------ Material shown ------

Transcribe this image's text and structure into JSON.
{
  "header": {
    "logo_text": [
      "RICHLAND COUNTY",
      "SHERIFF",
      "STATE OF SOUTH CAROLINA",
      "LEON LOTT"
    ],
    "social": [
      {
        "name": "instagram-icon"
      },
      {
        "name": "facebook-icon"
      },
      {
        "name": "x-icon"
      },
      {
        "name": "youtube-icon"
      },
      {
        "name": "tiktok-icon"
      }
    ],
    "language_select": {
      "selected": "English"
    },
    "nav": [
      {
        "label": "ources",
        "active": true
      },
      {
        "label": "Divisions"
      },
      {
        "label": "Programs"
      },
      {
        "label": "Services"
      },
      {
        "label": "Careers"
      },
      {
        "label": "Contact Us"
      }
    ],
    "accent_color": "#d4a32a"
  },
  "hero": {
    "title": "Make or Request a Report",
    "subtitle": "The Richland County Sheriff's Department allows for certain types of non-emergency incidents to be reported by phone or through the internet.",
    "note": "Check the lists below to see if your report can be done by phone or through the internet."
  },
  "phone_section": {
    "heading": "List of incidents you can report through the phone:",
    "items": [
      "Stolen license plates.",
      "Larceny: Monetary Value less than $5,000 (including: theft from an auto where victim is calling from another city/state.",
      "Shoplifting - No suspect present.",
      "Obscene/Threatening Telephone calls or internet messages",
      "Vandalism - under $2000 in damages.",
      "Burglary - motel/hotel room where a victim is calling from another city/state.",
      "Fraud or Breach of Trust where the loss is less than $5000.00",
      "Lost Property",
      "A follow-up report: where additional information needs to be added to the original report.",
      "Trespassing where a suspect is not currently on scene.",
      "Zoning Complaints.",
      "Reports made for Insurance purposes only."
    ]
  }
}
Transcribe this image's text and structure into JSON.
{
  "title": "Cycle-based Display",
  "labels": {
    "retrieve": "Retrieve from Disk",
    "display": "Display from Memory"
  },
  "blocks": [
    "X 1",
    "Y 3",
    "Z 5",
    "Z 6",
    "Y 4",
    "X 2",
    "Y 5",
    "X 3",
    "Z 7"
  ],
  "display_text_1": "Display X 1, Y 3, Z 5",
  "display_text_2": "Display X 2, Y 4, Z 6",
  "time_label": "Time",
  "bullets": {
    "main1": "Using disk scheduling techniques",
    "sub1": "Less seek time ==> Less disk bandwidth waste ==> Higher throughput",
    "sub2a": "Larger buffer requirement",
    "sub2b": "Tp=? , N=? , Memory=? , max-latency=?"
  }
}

------

- **What the exercise asks**: Transcribe all of the lines in the records precisely.

- **Task result**:
Transcribe this image's text and structure into JSON.
{
  "header": {
    "logo_text": [
      "RICHLAND COUNTY",
      "SHERIFF",
      "STATE OF SOUTH CAROLINA",
      "LEON LOTT"
    ],
    "social": [
      {
        "name": "instagram-icon"
      },
      {
        "name": "facebook-icon"
      },
      {
        "name": "x-icon"
      },
      {
        "name": "youtube-icon"
      },
      {
        "name": "tiktok-icon"
      }
    ],
    "language_select": {
      "selected": "English"
    },
    "nav": [
      {
        "label": "ources",
        "active": true
      },
      {
        "label": "Divisions"
      },
      {
        "label": "Programs"
      },
      {
        "label": "Services"
      },
      {
        "label": "Careers"
      },
      {
        "label": "Contact Us"
      }
    ],
    "accent_color": "#d4a32a"
  },
  "hero": {
    "title": "Make or Request a Report",
    "subtitle": "The Richland County Sheriff's Department allows for certain types of non-emergency incidents to be reported by phone or through the internet.",
    "note": "Check the lists below to see if your report can be done by phone or through the internet."
  },
  "phone_section": {
    "heading": "List of incidents you can report through the phone:",
    "items": [
      "Stolen license plates.",
      "Larceny: Monetary Value less than $5,000 (including: theft from an auto where victim is calling from another city/state.",
      "Shoplifting - No suspect present.",
      "Obscene/Threatening Telephone calls or internet messages",
      "Vandalism - under $2000 in damages.",
      "Burglary - motel/hotel room where a victim is calling from another city/state.",
      "Fraud or Breach of Trust where the loss is less than $5000.00",
      "Lost Property",
      "A follow-up report: where additional information needs to be added to the original report.",
      "Trespassing where a suspect is not currently on scene.",
      "Zoning Complaints.",
      "Reports made for Insurance purposes only."
    ]
  }
}
Transcribe this image's text and structure into JSON.
{
  "title": "Cycle-based Display",
  "labels": {
    "retrieve": "Retrieve from Disk",
    "display": "Display from Memory"
  },
  "blocks": [
    "X 1",
    "Y 3",
    "Z 5",
    "Z 6",
    "Y 4",
    "X 2",
    "Y 5",
    "X 3",
    "Z 7"
  ],
  "display_text_1": "Display X 1, Y 3, Z 5",
  "display_text_2": "Display X 2, Y 4, Z 6",
  "time_label": "Time",
  "bullets": {
    "main1": "Using disk scheduling techniques",
    "sub1": "Less seek time ==> Less disk bandwidth waste ==> Higher throughput",
    "sub2a": "Larger buffer requirement",
    "sub2b": "Tp=? , N=? , Memory=? , max-latency=?"
  }
}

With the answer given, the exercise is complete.